This week aircraft giant Boeing indicated that it will not appeal a ruling by the International Trade Commission which allowed Bombardier to sell its newest commercial jets in the United States without heavy duties. As we’ve commented before, last April Boeing launched a trade case with the International Trade Commission arguing that both the Canadian and Britain governments subsidized the development of Bombardier’s C series jets, which allowed the Quebec-based company to sell them in the United States at a substantially lower price. The U.S. Department of Commerce implemented a nearly 300 per cent duties on Bombardier jets while the ITC reviewed the case, but was ultimately forced to erase the duties with the ITC released their ruling.

Provided data:
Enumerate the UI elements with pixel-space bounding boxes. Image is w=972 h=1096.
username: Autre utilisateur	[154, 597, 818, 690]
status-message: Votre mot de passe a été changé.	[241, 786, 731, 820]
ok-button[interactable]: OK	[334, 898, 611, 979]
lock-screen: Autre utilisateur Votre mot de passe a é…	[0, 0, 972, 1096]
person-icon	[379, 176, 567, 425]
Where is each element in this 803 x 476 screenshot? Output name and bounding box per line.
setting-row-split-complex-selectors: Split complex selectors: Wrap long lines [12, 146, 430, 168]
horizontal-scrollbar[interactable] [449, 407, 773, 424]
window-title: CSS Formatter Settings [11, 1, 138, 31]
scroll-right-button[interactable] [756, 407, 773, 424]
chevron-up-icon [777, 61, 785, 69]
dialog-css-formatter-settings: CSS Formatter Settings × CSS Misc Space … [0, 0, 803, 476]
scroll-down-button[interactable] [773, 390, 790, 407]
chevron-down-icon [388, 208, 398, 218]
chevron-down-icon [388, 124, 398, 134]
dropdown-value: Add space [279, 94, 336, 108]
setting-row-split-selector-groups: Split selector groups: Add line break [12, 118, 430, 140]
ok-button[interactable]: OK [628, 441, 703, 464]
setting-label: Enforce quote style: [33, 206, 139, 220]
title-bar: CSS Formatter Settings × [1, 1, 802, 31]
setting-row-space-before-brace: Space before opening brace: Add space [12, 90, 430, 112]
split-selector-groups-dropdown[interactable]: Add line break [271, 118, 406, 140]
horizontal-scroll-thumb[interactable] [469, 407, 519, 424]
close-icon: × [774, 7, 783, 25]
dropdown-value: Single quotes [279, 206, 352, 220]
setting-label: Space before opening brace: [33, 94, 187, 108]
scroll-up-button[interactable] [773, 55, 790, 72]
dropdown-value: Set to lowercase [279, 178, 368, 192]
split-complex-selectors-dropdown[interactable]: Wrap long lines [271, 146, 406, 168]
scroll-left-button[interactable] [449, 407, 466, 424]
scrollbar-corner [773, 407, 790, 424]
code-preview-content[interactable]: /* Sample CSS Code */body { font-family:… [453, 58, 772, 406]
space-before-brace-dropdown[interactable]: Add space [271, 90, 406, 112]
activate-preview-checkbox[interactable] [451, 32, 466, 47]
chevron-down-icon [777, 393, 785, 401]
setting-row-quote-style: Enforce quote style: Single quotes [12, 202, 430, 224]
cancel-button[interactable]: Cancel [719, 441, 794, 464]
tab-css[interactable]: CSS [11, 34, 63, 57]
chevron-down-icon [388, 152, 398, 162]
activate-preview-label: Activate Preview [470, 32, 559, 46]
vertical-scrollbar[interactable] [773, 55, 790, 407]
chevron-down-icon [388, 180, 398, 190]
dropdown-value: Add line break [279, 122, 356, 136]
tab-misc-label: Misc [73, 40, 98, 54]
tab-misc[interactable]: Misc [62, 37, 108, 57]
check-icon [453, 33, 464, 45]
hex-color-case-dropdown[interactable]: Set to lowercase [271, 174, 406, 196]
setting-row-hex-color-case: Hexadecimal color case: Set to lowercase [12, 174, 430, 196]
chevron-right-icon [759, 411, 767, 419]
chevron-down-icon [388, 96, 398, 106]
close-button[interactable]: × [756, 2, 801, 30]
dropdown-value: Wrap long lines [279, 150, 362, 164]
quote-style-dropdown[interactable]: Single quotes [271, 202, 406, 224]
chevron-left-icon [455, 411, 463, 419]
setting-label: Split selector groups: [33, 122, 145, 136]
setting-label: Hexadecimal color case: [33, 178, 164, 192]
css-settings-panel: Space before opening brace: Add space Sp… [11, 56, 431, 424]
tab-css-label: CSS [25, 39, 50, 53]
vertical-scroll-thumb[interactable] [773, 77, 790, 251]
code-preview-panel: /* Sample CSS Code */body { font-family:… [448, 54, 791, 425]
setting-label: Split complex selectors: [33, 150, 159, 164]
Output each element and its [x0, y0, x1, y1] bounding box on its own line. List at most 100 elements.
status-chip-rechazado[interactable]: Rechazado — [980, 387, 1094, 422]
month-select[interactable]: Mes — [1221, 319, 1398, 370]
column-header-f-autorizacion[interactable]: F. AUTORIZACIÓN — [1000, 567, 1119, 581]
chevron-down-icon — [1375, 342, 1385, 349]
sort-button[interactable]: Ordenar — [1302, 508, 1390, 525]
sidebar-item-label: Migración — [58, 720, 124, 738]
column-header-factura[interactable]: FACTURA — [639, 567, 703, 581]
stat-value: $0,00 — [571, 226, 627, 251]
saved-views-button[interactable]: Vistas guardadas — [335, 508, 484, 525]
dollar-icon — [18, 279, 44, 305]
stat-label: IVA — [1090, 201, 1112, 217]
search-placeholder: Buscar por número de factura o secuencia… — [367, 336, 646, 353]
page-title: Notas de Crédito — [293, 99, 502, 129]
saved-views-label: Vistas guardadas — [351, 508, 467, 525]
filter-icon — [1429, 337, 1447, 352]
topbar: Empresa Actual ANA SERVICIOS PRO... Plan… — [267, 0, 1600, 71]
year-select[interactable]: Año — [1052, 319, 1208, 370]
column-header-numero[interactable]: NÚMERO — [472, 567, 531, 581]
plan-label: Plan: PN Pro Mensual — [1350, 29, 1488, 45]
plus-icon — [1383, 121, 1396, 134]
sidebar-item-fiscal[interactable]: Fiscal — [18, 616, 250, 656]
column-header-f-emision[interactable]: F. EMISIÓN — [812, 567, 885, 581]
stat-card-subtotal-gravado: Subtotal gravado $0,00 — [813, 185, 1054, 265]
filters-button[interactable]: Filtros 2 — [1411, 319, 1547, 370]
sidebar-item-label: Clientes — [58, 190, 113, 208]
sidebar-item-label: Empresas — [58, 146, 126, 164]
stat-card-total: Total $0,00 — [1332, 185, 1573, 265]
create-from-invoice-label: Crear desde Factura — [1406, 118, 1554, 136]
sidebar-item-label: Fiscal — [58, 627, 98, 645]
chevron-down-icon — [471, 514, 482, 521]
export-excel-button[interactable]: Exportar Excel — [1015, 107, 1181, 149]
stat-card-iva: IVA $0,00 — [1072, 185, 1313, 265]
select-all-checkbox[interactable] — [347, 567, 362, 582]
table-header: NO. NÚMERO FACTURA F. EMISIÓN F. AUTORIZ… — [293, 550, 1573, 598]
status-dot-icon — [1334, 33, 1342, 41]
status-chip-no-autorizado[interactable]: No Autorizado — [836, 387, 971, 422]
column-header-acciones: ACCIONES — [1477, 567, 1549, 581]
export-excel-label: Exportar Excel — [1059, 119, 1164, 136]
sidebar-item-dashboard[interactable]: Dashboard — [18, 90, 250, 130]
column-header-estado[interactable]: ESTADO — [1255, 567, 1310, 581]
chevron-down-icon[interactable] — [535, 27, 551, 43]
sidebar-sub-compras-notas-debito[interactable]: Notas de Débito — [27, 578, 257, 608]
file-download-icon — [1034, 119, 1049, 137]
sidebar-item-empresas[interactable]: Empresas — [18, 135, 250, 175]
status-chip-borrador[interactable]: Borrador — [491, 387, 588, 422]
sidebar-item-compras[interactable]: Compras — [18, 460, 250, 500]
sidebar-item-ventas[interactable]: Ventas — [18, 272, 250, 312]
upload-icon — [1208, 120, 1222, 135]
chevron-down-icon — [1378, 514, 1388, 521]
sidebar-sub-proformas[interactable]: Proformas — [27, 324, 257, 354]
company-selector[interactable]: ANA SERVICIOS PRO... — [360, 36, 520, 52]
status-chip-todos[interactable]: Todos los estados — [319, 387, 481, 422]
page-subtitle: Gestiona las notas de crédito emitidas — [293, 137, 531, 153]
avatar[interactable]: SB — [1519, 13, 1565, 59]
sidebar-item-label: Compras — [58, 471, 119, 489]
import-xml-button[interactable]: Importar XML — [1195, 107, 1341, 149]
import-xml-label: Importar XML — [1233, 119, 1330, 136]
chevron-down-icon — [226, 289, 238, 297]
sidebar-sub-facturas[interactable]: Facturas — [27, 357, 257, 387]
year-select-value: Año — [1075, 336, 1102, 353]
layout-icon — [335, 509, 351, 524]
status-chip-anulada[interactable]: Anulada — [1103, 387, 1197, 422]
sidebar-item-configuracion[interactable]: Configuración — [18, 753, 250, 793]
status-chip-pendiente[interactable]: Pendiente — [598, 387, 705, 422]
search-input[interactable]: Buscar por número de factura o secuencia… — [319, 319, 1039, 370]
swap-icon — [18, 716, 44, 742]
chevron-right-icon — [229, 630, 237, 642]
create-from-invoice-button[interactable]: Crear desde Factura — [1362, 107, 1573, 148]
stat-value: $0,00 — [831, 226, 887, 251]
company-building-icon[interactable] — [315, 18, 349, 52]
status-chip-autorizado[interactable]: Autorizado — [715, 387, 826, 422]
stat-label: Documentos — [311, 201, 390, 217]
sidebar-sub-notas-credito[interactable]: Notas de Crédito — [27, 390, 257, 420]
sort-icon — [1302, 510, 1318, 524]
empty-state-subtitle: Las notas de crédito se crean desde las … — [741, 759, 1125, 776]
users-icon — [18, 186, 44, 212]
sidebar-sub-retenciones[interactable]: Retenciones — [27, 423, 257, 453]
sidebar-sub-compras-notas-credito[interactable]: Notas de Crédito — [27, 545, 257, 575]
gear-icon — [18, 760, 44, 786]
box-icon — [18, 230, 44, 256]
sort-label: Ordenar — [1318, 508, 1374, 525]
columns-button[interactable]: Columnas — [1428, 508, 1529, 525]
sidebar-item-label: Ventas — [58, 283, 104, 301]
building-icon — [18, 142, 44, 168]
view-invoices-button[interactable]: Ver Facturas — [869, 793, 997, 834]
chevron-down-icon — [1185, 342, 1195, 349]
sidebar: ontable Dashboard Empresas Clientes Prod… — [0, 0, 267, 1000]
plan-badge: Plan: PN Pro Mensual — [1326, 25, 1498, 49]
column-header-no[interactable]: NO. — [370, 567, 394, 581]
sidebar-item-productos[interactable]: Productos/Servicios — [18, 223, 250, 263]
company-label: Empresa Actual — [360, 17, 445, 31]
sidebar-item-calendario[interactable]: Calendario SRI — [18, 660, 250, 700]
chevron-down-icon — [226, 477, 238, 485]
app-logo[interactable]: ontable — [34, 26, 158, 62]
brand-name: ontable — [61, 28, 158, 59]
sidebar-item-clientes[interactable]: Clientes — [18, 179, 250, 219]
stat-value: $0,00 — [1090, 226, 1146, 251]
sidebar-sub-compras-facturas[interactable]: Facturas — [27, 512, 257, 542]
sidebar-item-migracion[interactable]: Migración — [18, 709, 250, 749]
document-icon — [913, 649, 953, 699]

Exercise requirements:
[1] In the Boeing trade passage, what duty did the U.S. Department of Commerce put on Bombardier jets while the ITC reviewed the case?
[2] Do these statements agree with the Boeing trade passage? Answer yes or no for each and quote the deciding words. (a) Boeing launched its trade case with the International Trade Commission last April. (b) Boeing has said it will appeal the ITC ruling. (c) Bombardier is an Ontario-based company.
The records are from a different source than the Boeing passage.

Results for the exercise:
[1] A duty of nearly 300 per cent.

[2]
(a) Yes: "last April Boeing launched a trade case with the International Trade Commission"
(b) No: "it will not appeal a ruling by the International Trade Commission"
(c) No: "the Quebec-based company"